══ DATA EXTRACT ══

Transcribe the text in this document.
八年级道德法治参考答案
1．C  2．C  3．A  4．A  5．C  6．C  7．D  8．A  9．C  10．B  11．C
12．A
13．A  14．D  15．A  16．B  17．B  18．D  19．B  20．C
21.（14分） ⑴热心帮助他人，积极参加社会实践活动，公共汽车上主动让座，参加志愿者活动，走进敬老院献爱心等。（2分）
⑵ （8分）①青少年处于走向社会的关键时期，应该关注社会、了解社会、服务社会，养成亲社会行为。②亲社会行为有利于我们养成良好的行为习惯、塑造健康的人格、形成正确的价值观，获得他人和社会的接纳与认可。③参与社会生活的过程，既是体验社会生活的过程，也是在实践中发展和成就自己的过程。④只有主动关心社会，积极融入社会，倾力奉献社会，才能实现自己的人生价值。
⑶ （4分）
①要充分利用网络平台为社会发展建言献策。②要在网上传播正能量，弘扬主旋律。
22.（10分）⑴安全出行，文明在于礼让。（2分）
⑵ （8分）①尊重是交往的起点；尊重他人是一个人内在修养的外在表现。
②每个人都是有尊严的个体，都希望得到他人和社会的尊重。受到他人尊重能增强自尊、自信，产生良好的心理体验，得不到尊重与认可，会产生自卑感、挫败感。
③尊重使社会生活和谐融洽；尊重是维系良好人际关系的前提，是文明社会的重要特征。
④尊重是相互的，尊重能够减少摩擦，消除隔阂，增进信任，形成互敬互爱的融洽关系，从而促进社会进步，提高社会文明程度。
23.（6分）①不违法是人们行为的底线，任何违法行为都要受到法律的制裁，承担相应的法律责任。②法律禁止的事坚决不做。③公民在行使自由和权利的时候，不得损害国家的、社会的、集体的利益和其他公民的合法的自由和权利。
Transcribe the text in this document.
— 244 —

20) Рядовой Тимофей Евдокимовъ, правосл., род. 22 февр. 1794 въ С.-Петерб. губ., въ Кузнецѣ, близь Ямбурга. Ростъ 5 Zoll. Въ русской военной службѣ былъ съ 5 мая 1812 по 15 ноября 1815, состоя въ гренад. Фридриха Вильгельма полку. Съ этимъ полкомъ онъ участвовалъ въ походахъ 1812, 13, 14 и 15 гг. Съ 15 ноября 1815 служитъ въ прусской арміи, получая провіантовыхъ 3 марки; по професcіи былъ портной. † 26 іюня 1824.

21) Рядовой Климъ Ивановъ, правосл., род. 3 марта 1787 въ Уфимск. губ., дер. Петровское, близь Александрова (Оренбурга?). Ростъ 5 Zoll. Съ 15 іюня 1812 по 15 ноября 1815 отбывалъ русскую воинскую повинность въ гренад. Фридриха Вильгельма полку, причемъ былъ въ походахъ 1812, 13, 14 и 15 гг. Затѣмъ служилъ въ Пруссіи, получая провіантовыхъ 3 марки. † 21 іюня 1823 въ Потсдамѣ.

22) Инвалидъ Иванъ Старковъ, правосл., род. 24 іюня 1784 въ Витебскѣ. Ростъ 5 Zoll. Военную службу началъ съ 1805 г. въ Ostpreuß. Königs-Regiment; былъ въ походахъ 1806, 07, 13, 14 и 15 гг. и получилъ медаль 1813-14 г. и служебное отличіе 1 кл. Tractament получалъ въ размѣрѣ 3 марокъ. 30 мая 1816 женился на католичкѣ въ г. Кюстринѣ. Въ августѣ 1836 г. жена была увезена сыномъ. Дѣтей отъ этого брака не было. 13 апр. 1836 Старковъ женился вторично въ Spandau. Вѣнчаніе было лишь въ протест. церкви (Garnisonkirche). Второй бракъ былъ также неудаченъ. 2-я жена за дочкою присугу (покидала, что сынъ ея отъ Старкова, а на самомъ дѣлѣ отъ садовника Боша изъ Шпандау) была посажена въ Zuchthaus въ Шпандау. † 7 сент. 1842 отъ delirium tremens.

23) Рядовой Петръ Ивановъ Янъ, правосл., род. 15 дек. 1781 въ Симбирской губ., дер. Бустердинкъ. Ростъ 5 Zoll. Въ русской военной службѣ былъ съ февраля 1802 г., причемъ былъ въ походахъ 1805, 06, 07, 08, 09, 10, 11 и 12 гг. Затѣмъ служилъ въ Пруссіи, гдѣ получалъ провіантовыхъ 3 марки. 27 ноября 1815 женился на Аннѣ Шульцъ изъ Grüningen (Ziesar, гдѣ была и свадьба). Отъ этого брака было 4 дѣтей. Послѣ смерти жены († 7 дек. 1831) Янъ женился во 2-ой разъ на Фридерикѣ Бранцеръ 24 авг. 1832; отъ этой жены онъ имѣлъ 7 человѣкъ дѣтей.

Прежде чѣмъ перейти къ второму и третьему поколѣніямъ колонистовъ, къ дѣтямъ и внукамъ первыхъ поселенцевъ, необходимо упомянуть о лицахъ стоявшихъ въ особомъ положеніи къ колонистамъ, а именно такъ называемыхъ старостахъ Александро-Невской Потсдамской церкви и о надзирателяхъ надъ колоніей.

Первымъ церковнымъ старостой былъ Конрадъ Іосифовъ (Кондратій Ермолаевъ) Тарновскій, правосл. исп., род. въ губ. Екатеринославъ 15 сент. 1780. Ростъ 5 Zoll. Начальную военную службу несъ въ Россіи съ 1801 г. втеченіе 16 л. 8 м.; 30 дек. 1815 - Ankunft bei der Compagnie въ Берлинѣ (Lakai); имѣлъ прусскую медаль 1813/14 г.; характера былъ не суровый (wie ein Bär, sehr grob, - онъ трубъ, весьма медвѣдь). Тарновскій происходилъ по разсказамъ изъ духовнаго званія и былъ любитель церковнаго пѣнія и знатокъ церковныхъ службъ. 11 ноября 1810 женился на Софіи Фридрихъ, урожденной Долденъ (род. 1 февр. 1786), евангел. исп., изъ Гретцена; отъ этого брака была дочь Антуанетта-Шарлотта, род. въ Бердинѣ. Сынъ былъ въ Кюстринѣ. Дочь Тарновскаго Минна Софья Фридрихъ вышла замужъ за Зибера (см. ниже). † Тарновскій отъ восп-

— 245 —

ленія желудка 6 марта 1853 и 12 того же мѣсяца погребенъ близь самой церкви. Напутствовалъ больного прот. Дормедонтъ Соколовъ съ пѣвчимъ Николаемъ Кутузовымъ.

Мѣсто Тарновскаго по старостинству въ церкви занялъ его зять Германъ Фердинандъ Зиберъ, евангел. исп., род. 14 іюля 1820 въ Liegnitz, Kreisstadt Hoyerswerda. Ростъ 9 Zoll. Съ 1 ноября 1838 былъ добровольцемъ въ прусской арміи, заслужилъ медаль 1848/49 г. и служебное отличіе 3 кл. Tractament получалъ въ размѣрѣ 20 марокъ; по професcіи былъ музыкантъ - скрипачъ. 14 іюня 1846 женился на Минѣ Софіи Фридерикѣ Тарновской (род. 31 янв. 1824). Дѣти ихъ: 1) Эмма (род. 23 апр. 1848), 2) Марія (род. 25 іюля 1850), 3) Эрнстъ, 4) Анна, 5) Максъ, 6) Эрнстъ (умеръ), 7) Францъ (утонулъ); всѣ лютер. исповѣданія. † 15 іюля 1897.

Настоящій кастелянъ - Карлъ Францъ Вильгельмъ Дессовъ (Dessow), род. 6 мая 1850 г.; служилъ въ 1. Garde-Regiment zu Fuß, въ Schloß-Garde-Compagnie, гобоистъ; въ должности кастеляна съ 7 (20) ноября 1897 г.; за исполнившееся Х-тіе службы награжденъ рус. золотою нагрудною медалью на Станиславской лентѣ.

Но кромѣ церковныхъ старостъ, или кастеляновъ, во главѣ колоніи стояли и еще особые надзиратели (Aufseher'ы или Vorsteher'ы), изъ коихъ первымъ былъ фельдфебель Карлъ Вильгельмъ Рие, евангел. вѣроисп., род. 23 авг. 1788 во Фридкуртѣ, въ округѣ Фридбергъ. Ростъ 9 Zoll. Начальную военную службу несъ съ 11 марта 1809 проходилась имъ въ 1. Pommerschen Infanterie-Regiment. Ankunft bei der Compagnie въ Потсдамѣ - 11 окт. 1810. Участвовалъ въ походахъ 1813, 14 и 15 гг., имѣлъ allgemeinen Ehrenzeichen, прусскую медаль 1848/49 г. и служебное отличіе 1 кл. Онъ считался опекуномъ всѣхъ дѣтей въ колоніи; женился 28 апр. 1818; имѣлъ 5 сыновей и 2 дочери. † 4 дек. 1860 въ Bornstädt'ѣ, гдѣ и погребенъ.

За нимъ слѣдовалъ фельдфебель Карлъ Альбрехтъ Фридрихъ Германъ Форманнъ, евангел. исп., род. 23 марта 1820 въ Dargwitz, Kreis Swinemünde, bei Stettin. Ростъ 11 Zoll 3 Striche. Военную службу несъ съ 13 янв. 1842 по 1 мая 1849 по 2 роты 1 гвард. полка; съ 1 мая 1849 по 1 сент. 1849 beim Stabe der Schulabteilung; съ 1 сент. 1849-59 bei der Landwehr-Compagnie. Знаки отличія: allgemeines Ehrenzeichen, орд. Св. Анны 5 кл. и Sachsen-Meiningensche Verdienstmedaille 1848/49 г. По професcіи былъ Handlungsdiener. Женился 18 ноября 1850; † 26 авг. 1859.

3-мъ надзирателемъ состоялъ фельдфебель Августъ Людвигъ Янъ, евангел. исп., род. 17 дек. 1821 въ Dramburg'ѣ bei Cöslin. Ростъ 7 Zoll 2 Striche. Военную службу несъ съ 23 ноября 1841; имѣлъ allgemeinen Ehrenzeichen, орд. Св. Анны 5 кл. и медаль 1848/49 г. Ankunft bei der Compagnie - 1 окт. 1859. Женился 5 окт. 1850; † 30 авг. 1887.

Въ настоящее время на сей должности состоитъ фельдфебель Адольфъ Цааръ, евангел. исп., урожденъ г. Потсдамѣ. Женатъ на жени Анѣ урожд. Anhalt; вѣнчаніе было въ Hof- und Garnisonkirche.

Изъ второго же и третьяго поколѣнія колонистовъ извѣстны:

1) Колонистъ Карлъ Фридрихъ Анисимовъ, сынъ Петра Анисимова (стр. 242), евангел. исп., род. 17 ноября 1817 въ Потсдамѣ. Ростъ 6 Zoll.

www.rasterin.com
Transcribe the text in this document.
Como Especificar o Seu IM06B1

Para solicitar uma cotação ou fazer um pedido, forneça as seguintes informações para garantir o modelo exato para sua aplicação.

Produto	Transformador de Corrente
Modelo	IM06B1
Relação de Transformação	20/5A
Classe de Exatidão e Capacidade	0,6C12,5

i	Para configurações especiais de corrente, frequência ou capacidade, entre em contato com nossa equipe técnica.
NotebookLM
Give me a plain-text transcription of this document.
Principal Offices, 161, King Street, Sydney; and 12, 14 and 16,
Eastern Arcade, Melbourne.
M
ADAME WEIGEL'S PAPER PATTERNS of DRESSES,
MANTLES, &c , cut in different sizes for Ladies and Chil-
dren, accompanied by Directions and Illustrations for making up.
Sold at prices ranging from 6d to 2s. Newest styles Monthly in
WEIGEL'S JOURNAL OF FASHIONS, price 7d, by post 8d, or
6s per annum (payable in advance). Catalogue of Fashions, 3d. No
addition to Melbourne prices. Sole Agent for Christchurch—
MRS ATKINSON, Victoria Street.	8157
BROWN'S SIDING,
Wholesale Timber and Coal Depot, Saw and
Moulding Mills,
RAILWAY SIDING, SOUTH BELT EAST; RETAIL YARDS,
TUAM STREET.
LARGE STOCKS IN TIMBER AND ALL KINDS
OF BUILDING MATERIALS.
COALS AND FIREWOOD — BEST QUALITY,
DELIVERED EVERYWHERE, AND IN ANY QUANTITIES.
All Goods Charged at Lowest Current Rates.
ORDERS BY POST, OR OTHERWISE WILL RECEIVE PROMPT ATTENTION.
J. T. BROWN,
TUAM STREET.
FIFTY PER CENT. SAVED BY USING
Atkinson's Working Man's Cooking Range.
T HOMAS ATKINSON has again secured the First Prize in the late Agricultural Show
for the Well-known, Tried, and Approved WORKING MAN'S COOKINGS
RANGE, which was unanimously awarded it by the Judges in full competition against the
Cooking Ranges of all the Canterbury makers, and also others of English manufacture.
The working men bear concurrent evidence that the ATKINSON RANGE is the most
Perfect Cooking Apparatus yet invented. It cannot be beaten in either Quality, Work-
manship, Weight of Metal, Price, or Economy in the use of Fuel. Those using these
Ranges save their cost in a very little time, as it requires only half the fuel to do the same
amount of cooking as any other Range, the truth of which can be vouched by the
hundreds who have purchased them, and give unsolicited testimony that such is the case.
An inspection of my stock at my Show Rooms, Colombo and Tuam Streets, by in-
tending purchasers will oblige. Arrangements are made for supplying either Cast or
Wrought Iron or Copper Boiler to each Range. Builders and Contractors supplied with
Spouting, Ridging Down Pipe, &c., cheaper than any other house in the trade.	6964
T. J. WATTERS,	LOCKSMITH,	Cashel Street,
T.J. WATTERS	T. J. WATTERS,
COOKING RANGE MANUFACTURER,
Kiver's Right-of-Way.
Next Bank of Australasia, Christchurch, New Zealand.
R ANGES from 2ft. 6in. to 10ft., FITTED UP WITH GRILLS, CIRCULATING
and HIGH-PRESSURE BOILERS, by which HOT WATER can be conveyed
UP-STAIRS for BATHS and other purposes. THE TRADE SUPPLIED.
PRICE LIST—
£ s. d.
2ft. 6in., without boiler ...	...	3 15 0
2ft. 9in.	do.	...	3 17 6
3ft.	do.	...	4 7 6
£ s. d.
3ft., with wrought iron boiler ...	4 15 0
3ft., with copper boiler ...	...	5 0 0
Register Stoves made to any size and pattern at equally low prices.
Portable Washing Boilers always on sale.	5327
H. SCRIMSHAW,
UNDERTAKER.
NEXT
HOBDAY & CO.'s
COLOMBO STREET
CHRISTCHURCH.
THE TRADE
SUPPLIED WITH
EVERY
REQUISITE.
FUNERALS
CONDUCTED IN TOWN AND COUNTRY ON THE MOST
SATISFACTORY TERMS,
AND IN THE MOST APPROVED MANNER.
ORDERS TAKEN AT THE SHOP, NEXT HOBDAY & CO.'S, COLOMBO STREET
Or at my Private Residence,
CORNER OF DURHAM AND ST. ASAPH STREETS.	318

═══

### WRITTEN TASK
Show every line from the entries above in which "WATTERS" appears.

### TASK ANSWER
T. J. WATTERS,	LOCKSMITH,	Cashel Street,
T.J. WATTERS	T. J. WATTERS,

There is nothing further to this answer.